### Work instructions
Of the lines in the listing below, how many hold "from"? Answer with the number only.

━━━ Input records ━━━

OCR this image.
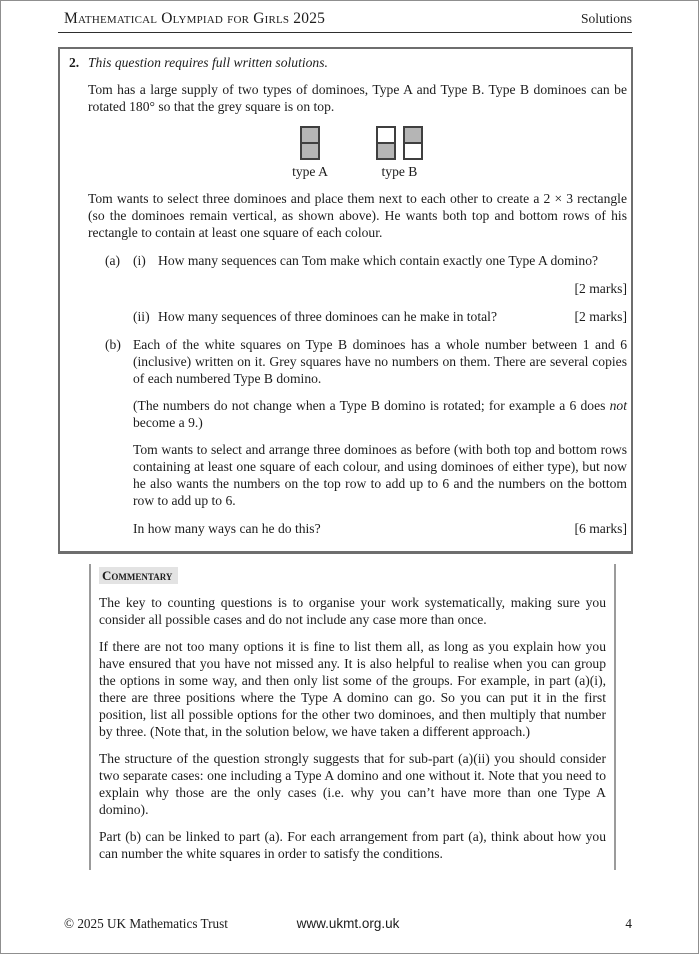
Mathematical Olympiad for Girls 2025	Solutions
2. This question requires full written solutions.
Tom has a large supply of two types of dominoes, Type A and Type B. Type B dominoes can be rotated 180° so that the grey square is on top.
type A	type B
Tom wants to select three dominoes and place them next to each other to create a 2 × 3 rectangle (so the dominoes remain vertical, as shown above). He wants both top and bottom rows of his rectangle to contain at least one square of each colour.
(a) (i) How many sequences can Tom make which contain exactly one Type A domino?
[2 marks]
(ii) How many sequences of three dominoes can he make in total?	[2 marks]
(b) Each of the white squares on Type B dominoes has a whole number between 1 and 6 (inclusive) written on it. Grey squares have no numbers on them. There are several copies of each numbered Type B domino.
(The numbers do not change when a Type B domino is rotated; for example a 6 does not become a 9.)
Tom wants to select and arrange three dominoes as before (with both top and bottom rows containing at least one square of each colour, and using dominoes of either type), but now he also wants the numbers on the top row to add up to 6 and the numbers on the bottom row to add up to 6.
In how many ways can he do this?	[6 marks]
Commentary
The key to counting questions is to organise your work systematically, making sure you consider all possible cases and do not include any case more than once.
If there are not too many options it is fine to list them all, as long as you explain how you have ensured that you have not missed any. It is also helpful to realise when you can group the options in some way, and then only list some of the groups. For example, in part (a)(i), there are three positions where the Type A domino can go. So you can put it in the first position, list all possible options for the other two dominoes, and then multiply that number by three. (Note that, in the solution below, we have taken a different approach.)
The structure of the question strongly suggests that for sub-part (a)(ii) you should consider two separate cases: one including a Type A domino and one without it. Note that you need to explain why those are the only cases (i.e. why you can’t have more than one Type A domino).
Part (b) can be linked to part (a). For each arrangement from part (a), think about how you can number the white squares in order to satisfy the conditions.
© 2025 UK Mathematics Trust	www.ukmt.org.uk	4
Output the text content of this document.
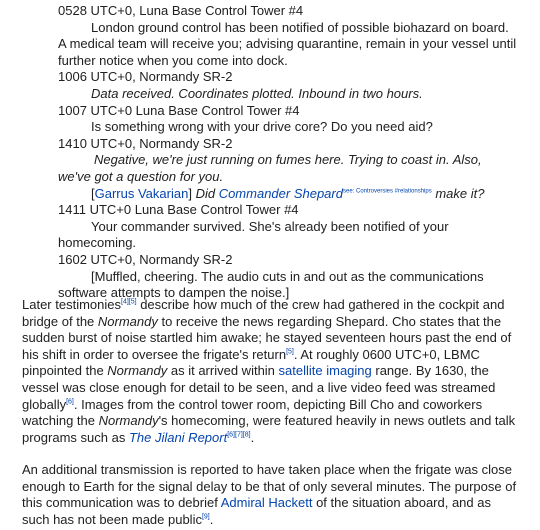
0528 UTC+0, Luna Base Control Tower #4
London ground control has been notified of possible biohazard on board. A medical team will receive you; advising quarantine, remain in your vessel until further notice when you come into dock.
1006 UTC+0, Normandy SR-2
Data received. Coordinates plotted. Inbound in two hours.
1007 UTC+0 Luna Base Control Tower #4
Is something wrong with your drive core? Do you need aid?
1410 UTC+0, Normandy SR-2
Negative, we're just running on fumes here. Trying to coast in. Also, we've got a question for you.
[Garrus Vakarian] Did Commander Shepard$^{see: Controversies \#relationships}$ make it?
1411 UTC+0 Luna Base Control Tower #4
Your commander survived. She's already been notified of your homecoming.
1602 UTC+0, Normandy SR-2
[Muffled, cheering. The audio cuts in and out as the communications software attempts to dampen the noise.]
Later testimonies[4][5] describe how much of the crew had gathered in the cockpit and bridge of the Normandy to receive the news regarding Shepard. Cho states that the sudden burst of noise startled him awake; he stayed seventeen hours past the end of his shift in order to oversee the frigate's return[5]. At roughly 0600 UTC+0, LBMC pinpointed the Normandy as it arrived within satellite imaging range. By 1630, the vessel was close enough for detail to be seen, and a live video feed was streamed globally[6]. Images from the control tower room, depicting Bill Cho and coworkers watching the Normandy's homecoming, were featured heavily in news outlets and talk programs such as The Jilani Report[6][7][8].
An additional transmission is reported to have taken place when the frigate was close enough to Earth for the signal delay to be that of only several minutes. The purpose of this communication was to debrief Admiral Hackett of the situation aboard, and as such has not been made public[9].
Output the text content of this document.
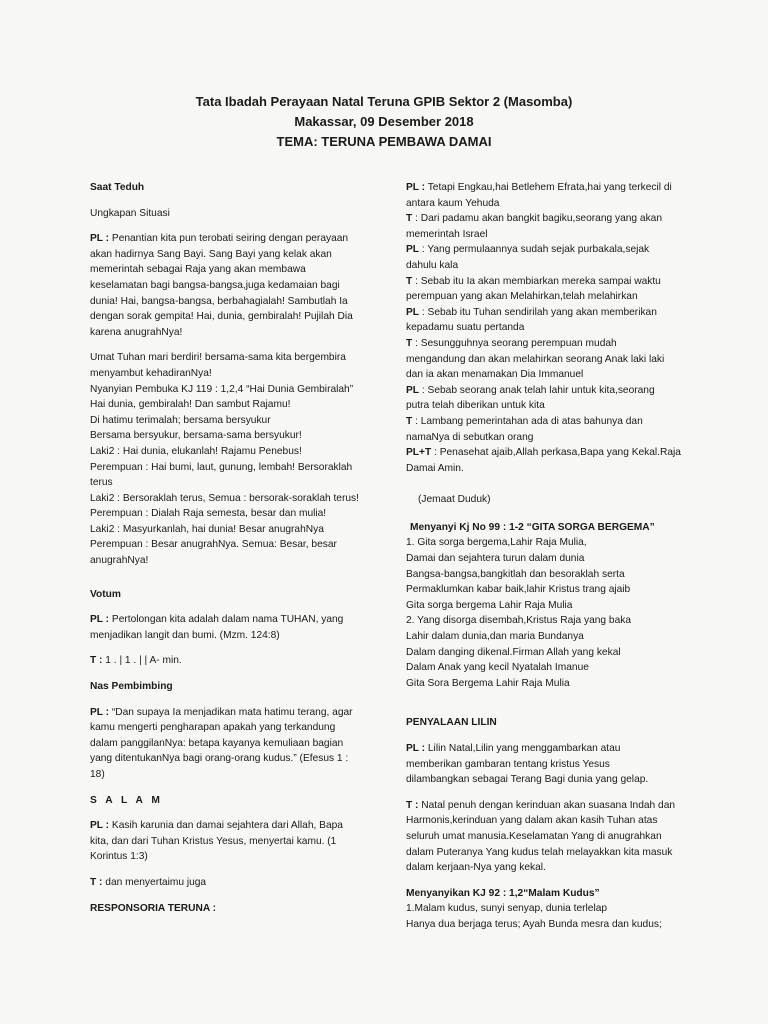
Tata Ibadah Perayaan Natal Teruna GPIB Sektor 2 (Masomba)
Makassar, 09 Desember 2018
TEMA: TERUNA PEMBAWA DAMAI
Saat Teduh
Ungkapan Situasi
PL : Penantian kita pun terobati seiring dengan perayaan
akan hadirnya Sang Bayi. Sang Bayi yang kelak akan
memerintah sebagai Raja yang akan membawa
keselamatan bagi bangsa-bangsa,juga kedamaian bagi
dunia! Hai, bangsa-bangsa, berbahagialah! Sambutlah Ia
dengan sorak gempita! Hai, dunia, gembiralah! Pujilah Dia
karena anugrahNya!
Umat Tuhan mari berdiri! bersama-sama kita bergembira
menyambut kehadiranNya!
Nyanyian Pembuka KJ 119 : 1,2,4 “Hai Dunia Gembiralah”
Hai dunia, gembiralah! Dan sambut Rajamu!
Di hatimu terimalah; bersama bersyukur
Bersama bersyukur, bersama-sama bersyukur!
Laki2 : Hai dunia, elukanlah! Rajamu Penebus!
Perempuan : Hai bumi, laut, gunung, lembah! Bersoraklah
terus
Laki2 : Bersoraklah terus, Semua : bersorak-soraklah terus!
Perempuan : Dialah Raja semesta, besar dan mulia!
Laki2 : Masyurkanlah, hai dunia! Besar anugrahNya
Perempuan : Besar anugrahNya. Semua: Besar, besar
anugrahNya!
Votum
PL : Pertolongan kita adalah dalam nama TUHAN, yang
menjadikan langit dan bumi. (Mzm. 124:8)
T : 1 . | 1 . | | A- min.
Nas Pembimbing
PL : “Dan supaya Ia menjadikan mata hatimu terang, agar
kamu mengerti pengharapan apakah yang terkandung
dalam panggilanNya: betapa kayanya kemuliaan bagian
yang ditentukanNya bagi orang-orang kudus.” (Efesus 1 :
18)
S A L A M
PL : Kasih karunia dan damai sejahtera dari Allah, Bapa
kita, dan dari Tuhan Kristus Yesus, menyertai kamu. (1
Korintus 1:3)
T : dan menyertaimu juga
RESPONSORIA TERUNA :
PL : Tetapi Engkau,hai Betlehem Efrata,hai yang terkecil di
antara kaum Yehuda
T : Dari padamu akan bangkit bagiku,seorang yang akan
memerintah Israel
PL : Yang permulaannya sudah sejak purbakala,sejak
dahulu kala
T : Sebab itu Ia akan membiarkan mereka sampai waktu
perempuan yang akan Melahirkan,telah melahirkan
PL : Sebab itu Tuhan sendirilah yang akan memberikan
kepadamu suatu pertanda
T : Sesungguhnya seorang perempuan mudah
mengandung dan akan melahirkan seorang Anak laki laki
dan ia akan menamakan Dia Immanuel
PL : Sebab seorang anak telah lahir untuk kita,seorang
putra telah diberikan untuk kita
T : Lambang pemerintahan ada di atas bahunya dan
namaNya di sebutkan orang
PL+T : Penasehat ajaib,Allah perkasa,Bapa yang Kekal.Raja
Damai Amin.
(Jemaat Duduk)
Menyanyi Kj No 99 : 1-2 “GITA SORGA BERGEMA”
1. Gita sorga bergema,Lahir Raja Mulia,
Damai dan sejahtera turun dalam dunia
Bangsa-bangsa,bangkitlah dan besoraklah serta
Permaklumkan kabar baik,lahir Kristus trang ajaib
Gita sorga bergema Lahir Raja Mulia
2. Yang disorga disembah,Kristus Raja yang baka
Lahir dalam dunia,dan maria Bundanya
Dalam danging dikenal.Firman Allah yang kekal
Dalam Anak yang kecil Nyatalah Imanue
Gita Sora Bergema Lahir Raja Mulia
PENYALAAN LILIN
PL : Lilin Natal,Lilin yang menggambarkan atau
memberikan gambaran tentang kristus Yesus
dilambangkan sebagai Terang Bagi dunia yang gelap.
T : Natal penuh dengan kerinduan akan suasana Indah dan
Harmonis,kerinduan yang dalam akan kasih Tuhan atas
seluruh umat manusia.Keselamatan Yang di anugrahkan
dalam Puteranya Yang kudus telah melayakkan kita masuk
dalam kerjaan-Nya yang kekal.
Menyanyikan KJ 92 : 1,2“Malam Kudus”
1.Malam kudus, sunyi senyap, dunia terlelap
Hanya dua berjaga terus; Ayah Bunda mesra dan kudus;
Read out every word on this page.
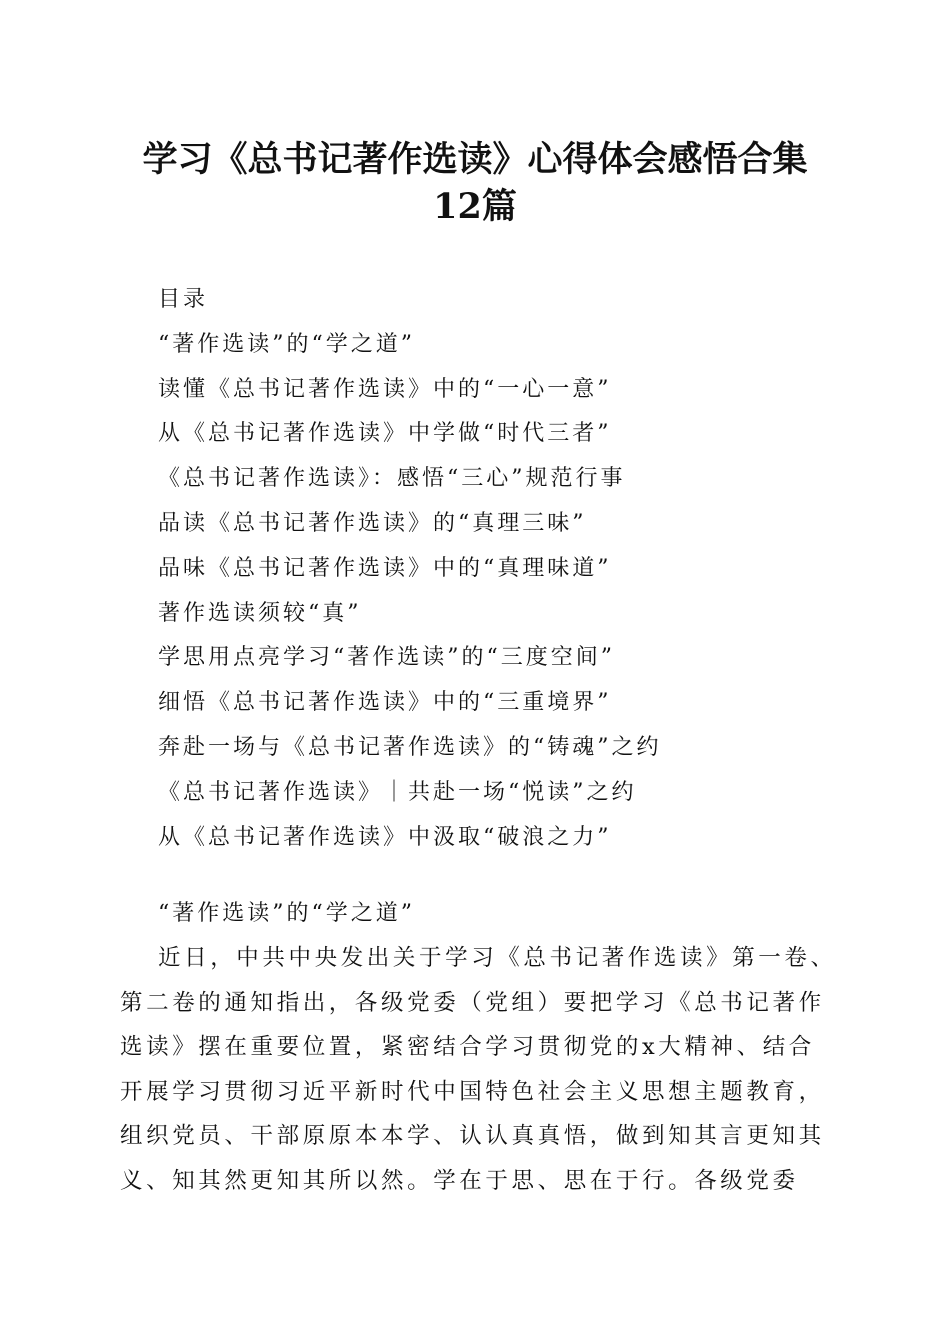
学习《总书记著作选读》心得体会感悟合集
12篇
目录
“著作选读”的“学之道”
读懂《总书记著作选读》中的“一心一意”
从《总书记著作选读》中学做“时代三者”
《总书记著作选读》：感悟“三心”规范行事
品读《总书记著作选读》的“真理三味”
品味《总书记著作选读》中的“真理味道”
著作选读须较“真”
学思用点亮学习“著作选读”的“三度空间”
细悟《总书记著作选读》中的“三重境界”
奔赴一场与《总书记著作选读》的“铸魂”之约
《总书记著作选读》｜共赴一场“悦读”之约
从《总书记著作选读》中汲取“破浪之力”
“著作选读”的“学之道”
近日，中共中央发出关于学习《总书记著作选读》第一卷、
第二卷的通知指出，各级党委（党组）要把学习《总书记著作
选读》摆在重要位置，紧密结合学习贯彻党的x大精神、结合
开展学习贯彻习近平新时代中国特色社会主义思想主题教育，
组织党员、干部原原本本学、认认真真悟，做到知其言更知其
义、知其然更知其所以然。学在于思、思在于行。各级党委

━━━

### Solved exercise
2